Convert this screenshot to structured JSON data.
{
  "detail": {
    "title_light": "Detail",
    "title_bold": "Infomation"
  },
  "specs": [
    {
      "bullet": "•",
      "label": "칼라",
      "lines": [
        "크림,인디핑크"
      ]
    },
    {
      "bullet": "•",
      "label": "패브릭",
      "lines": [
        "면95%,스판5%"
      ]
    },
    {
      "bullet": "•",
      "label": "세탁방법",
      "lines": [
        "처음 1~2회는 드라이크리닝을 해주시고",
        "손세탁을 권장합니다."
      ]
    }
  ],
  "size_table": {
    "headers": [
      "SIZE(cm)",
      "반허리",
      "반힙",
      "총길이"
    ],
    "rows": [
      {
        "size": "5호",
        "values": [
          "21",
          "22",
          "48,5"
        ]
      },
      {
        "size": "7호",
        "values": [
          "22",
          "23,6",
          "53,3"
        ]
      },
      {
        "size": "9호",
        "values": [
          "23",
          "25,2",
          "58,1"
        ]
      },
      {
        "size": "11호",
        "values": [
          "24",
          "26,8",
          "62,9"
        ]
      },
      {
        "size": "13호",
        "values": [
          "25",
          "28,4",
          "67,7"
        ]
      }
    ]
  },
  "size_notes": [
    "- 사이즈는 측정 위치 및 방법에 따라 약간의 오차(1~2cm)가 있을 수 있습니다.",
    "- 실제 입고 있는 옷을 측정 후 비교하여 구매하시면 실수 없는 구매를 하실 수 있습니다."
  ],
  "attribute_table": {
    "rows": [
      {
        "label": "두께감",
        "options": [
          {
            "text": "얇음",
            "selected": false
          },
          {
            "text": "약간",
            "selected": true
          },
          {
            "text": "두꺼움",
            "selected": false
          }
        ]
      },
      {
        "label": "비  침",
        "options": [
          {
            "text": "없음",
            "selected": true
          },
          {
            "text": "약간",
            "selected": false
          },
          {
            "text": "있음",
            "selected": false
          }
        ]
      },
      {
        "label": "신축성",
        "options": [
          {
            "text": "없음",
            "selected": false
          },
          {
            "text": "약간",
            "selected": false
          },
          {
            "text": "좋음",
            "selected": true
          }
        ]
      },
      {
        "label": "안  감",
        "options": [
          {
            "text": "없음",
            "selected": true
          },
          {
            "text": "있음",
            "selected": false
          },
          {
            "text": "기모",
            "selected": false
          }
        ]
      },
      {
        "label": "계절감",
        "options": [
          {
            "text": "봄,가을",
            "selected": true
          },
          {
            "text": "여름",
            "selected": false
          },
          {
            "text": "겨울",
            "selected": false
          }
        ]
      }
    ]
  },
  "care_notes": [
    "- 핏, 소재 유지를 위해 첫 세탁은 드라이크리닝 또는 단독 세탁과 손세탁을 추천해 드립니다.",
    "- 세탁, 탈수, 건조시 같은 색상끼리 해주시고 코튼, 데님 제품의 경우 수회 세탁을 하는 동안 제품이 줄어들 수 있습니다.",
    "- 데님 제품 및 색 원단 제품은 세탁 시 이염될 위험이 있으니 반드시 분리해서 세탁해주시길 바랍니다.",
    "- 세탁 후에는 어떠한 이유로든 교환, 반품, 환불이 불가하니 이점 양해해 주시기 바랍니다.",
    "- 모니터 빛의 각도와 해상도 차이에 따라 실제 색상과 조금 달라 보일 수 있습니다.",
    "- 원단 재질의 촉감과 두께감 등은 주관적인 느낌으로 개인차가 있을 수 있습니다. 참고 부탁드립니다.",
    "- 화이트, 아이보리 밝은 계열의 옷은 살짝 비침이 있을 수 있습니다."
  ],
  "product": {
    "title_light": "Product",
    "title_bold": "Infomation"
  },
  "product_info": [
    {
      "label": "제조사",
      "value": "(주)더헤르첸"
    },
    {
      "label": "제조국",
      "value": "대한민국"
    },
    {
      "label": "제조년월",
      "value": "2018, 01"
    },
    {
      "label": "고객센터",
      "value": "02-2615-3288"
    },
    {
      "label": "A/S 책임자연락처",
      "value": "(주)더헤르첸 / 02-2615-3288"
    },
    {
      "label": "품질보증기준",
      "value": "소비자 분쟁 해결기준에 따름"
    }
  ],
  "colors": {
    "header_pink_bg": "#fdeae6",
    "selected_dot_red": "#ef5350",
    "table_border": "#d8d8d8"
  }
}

## Exercise details
Please output every record, keeping each line exact.

## Completed exercise
Convert this screenshot to structured JSON data.
{
  "detail": {
    "title_light": "Detail",
    "title_bold": "Infomation"
  },
  "specs": [
    {
      "bullet": "•",
      "label": "칼라",
      "lines": [
        "크림,인디핑크"
      ]
    },
    {
      "bullet": "•",
      "label": "패브릭",
      "lines": [
        "면95%,스판5%"
      ]
    },
    {
      "bullet": "•",
      "label": "세탁방법",
      "lines": [
        "처음 1~2회는 드라이크리닝을 해주시고",
        "손세탁을 권장합니다."
      ]
    }
  ],
  "size_table": {
    "headers": [
      "SIZE(cm)",
      "반허리",
      "반힙",
      "총길이"
    ],
    "rows": [
      {
        "size": "5호",
        "values": [
          "21",
          "22",
          "48,5"
        ]
      },
      {
        "size": "7호",
        "values": [
          "22",
          "23,6",
          "53,3"
        ]
      },
      {
        "size": "9호",
        "values": [
          "23",
          "25,2",
          "58,1"
        ]
      },
      {
        "size": "11호",
        "values": [
          "24",
          "26,8",
          "62,9"
        ]
      },
      {
        "size": "13호",
        "values": [
          "25",
          "28,4",
          "67,7"
        ]
      }
    ]
  },
  "size_notes": [
    "- 사이즈는 측정 위치 및 방법에 따라 약간의 오차(1~2cm)가 있을 수 있습니다.",
    "- 실제 입고 있는 옷을 측정 후 비교하여 구매하시면 실수 없는 구매를 하실 수 있습니다."
  ],
  "attribute_table": {
    "rows": [
      {
        "label": "두께감",
        "options": [
          {
            "text": "얇음",
            "selected": false
          },
          {
            "text": "약간",
            "selected": true
          },
          {
            "text": "두꺼움",
            "selected": false
          }
        ]
      },
      {
        "label": "비  침",
        "options": [
          {
            "text": "없음",
            "selected": true
          },
          {
            "text": "약간",
            "selected": false
          },
          {
            "text": "있음",
            "selected": false
          }
        ]
      },
      {
        "label": "신축성",
        "options": [
          {
            "text": "없음",
            "selected": false
          },
          {
            "text": "약간",
            "selected": false
          },
          {
            "text": "좋음",
            "selected": true
          }
        ]
      },
      {
        "label": "안  감",
        "options": [
          {
            "text": "없음",
            "selected": true
          },
          {
            "text": "있음",
            "selected": false
          },
          {
            "text": "기모",
            "selected": false
          }
        ]
      },
      {
        "label": "계절감",
        "options": [
          {
            "text": "봄,가을",
            "selected": true
          },
          {
            "text": "여름",
            "selected": false
          },
          {
            "text": "겨울",
            "selected": false
          }
        ]
      }
    ]
  },
  "care_notes": [
    "- 핏, 소재 유지를 위해 첫 세탁은 드라이크리닝 또는 단독 세탁과 손세탁을 추천해 드립니다.",
    "- 세탁, 탈수, 건조시 같은 색상끼리 해주시고 코튼, 데님 제품의 경우 수회 세탁을 하는 동안 제품이 줄어들 수 있습니다.",
    "- 데님 제품 및 색 원단 제품은 세탁 시 이염될 위험이 있으니 반드시 분리해서 세탁해주시길 바랍니다.",
    "- 세탁 후에는 어떠한 이유로든 교환, 반품, 환불이 불가하니 이점 양해해 주시기 바랍니다.",
    "- 모니터 빛의 각도와 해상도 차이에 따라 실제 색상과 조금 달라 보일 수 있습니다.",
    "- 원단 재질의 촉감과 두께감 등은 주관적인 느낌으로 개인차가 있을 수 있습니다. 참고 부탁드립니다.",
    "- 화이트, 아이보리 밝은 계열의 옷은 살짝 비침이 있을 수 있습니다."
  ],
  "product": {
    "title_light": "Product",
    "title_bold": "Infomation"
  },
  "product_info": [
    {
      "label": "제조사",
      "value": "(주)더헤르첸"
    },
    {
      "label": "제조국",
      "value": "대한민국"
    },
    {
      "label": "제조년월",
      "value": "2018, 01"
    },
    {
      "label": "고객센터",
      "value": "02-2615-3288"
    },
    {
      "label": "A/S 책임자연락처",
      "value": "(주)더헤르첸 / 02-2615-3288"
    },
    {
      "label": "품질보증기준",
      "value": "소비자 분쟁 해결기준에 따름"
    }
  ],
  "colors": {
    "header_pink_bg": "#fdeae6",
    "selected_dot_red": "#ef5350",
    "table_border": "#d8d8d8"
  }
}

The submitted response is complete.